No excerto do texto, para onde levou peças o avião da Força Aérea, e com que fim?

_Excerto do texto_:
============
Governar talvez seja muito complicado mas entregue nas mãos de quem não sabe da matéria torna-se dificílimo. A questão da habitação é dramática em si própria mas entregue à actual ministra torna as aparições desta confrangedoras. A primeira aparição foi dolorosa de ouvir tornando-se ainda mais incómoda quando, em debate, não conseguiu responder. Aí percebeu-se que lhe faltavam as ferramentas técnicas mas também o indispensável traquejo político. Entrou-se depois em período de consulta pública, choveram críticas de todos os lados, inquilinos, proprietários, empresários de alojamento local, autarcas, partidos, cidadãos em geral. Há quem ameace fazer queixa para as instâncias europeias, se a moda pega identificaremos sem dificuldade muitas e boas razões para irmos até Bruxelas. Os reformados, por exemplo, que viram a legislação que os protegia ser atirada pelo cano abaixo sem nenhuma explicação aceitável e ao arrepio de toda e qualquer expectativa, deveriam então estar na linha da frente dos queixosos. Não consigo compreender a inépcia para desbloquear o problema da habitação, não haverá forma de construir casas económicas com rapidez (pré-fabricadas?) que resolvam de forma expedita o terrível problema de centenas de milhares de cidadãos? A ausência de eficácia é assustadora, repete-se em cada sector que seja objecto de análise.

O episódio do pequeno Potemkine é estranhíssimo. Dizia o Almirante Gouveia e Melo que o NRP Mondego estava em condições de navegar, que a Marinha não toleraria insubordinações. Insubordinação talvez seja um termo muito forte mas que houve desobediência, parece que sim. Aqueles membros da guarnição recusaram uma ordem, nas Forças Armadas não é permitido, logo, correm o risco de ser punidos porque desobedeceram. O problema é que se veio a saber que, enquanto decorriam acaloradas declarações públicas, houve um avião da Força Aérea que levou umas peças para o Funchal para atamancar o Mondego. Pelos vistos, ficou mal atamancado porque uns dias depois fez-se ao mar e parou! Não arrancar em pleno Atlântico não é coisa pouca mas é de um ridículo gigante. No ínterim, a audição dos militares pela Polícia Judiciária Militar foi suspensa por ordem do Ministério Público. Não fosse triste, até era cómico. Vistas as coisas pesando todos estes factores, pelo menos resta a certeza de que os membros da guarnição não inventaram nada. Não foi uma inventona, não metiram, não foi um motim nem um mal entendido, afinal o que foi? “Tão ladrão é quem rouba como quem deixa roubar”, será?
============
_Linhas fornecidas_:
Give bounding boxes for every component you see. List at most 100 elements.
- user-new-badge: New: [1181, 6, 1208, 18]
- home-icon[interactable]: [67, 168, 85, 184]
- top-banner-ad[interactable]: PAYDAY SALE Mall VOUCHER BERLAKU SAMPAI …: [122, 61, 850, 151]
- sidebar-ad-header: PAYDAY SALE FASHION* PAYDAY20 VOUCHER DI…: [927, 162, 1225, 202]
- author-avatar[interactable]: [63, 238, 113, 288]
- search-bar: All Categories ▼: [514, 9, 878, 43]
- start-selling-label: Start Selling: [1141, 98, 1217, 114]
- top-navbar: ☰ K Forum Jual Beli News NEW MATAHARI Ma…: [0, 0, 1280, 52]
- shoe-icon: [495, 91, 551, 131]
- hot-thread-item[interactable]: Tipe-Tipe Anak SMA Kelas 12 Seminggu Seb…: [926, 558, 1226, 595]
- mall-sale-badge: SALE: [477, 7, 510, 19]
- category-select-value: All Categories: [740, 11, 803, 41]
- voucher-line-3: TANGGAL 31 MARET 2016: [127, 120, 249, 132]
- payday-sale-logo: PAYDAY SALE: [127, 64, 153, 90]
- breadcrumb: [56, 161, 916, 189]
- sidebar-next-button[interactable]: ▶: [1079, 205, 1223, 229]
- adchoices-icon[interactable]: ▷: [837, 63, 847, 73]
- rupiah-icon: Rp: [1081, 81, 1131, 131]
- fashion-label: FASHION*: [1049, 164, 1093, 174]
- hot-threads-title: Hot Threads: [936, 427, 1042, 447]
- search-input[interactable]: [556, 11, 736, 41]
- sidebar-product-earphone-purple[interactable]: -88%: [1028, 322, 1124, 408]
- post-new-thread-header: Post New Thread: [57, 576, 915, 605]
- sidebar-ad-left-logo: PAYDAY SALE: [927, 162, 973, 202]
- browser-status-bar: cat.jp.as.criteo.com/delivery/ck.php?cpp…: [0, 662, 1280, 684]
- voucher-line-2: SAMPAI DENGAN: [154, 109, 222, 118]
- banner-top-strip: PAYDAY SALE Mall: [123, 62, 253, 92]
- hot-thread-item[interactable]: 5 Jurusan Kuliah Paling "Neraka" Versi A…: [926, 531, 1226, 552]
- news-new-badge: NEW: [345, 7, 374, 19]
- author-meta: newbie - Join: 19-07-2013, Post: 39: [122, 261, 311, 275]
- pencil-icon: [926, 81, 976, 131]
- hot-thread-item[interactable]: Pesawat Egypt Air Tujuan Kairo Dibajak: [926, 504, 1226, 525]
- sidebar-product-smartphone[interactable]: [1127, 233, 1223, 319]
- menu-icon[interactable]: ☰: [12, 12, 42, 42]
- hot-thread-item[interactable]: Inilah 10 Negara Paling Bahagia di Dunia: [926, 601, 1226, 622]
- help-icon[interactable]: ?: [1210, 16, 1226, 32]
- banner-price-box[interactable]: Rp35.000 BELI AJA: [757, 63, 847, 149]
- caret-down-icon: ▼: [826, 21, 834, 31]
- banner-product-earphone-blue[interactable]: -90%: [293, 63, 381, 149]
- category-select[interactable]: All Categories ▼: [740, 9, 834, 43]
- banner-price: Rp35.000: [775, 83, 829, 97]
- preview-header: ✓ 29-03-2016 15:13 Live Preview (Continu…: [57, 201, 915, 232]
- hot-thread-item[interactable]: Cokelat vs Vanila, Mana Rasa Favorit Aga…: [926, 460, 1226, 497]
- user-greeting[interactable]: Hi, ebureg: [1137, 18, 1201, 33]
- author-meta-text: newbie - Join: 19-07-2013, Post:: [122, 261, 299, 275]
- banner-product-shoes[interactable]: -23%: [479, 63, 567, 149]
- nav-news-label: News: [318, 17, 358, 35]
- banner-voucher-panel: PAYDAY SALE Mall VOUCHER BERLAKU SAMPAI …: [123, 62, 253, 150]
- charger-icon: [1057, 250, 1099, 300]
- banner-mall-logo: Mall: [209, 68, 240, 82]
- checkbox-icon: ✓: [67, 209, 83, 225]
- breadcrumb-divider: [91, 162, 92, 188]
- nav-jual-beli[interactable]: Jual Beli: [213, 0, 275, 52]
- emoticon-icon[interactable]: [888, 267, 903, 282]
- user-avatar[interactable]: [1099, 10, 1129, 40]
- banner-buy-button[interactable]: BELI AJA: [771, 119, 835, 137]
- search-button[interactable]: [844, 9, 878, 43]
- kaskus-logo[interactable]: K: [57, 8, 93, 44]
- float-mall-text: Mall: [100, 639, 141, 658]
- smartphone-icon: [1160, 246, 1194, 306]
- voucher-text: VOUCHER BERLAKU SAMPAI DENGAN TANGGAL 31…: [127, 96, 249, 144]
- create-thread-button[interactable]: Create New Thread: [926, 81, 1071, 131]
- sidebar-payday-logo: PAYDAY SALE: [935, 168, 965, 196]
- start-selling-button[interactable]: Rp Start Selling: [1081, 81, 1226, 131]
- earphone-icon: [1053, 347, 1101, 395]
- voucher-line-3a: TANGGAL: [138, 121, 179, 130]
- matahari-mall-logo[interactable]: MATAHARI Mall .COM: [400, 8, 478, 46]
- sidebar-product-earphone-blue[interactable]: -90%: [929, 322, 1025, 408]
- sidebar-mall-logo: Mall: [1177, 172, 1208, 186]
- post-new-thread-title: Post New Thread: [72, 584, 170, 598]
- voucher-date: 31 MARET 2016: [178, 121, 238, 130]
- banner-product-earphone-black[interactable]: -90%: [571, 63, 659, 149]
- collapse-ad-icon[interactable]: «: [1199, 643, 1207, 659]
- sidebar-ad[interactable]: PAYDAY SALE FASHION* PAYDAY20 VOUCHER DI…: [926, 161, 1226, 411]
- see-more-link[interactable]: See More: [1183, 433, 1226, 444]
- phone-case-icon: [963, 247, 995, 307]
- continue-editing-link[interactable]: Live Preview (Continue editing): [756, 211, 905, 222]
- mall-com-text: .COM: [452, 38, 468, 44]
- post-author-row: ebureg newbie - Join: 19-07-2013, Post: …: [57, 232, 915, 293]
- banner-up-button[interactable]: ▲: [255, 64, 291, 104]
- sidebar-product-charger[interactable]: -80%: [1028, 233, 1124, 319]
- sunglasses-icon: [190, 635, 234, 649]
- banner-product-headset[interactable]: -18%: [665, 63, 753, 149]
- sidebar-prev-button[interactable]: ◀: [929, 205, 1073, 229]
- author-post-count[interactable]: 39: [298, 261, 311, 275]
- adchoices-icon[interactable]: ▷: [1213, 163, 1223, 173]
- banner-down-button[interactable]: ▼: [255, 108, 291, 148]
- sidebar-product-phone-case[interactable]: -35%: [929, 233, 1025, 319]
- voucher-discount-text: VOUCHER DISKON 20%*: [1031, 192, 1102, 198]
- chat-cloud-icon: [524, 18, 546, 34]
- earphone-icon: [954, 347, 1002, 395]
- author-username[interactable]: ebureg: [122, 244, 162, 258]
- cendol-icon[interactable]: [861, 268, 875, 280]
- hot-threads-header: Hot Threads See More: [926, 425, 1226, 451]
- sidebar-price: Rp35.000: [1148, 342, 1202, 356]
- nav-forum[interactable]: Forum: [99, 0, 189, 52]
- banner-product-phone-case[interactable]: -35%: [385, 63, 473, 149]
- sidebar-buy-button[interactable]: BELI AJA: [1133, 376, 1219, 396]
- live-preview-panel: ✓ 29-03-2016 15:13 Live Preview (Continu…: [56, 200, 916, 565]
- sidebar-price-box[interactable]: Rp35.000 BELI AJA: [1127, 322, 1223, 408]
============
_Resolução da tarefa_: Levou peças para o Funchal, para atamancar o NRP Mondego.